* [Consegna] Elenca tutti i dischi che il testo su Giovanni Allevi cita con l'anno di uscita, indicando per ciascuno il titolo e l'anno.

* [Testo proposto]
>>>

Un riscontro sempre più crescente
Pian piano, i pezzi di “13 dita” riscuotono sempre più seguito, tanto da spingere Jovanotti a coinvolgere Allevi per un’altra serie di live, dove propone nuovi pezzi con cui raggiunge una popolarità travolgente anche a livello internazionale. Non si tratta di semplice talento musicale; a conquistare il cuore degli ascoltatori è anche il carattere, – assolutamente sui generis -, di un personaggio capace di raccontare la profondità dello spirito umano con un carattere quasi fumettistico.
Da quel momento in poi la carriera di Giovanni subirà un’impennata. Il nome del pianista rimbalza nell’ambiente della musica classica contemporanea, merito dei dischi: “No Concept” (2005), “Joy” (2006), “Alien” (2010) ed “Hope” (2019). Il grande successo sarà letto in modo divisivo da molti addetti ai lavori. Secondo molti esperti infatti le musiche composte dal pianista sarebbero fin troppo elementari, non all’altezza dei grandi teatri che ospitano i propri concerti.
La scoperta della malattia e la rinascita
Ma dopo anni di popolarità assoluta, Giovanni Allevi deve fare i conti con l’abisso. Nel 2022, dopo una serie di controlli il musicista scopre di essere affetto da una terribile malattia, il mieloma multiplo. Una circostanza che lo costringe giocoforza ad abbandonare temporaneamente il palcoscenico. Nel mezzo deve fare anche i conti anche un grave lutto familiare, scaturito dalla morte della sorella Maria Stella, scomparsa in circostanze che lasciano ipotizzare al suicidio.

<<<

* [Dati forniti]
>>>

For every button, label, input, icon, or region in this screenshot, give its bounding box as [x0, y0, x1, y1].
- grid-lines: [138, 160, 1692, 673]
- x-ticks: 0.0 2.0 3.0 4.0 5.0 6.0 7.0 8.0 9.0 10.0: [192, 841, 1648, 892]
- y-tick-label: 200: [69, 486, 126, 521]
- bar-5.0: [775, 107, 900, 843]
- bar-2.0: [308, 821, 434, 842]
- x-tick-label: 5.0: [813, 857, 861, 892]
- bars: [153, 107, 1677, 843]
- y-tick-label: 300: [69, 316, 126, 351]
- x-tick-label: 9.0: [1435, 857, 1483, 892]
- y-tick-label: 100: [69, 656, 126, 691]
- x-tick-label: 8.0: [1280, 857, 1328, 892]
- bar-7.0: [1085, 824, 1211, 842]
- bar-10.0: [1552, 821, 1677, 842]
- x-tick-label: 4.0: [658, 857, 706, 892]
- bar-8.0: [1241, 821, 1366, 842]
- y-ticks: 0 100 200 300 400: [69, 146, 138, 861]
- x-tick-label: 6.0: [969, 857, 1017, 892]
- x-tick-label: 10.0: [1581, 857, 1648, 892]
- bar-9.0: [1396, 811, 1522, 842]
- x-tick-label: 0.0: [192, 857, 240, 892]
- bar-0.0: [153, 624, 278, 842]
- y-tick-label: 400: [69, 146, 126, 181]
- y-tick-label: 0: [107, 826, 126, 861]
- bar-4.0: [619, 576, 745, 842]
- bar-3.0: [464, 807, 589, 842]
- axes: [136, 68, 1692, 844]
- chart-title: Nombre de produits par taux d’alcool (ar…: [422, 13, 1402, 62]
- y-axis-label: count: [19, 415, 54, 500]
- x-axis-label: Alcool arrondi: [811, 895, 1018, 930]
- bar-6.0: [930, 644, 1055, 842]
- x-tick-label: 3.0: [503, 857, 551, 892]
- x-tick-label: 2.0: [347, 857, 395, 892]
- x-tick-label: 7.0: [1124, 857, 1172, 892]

<<<

* [Soluzione]
"No Concept" (2005)
"Joy" (2006)
"Alien" (2010)
"Hope" (2019)